WHAT IS REQUIRED – Report, word for word, every line of the material that contains "color".

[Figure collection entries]
------------------------

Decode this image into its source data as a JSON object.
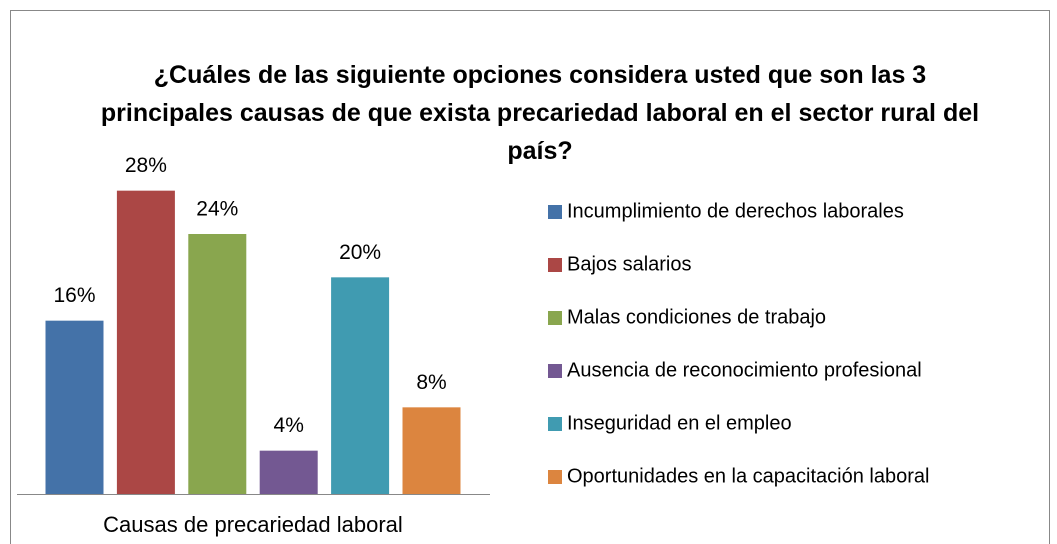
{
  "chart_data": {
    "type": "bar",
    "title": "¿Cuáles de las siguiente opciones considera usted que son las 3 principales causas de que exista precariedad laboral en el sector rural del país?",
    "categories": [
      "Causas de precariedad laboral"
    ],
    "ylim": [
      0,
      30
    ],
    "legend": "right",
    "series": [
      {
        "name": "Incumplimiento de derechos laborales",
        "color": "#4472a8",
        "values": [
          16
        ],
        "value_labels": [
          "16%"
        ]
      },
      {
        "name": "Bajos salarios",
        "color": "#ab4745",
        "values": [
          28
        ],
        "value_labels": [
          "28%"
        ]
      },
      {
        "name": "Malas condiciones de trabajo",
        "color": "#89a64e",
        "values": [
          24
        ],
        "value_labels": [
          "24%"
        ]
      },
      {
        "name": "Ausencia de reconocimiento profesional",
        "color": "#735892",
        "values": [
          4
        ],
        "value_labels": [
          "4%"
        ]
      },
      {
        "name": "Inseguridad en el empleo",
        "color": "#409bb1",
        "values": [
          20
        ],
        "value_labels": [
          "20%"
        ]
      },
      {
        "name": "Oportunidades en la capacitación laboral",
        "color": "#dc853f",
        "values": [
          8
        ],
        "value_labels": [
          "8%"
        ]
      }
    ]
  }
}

------------------------

SOLVED EXERCISE –
        "color": "#4472a8",
        "color": "#ab4745",
        "color": "#89a64e",
        "color": "#735892",
        "color": "#409bb1",
        "color": "#dc853f",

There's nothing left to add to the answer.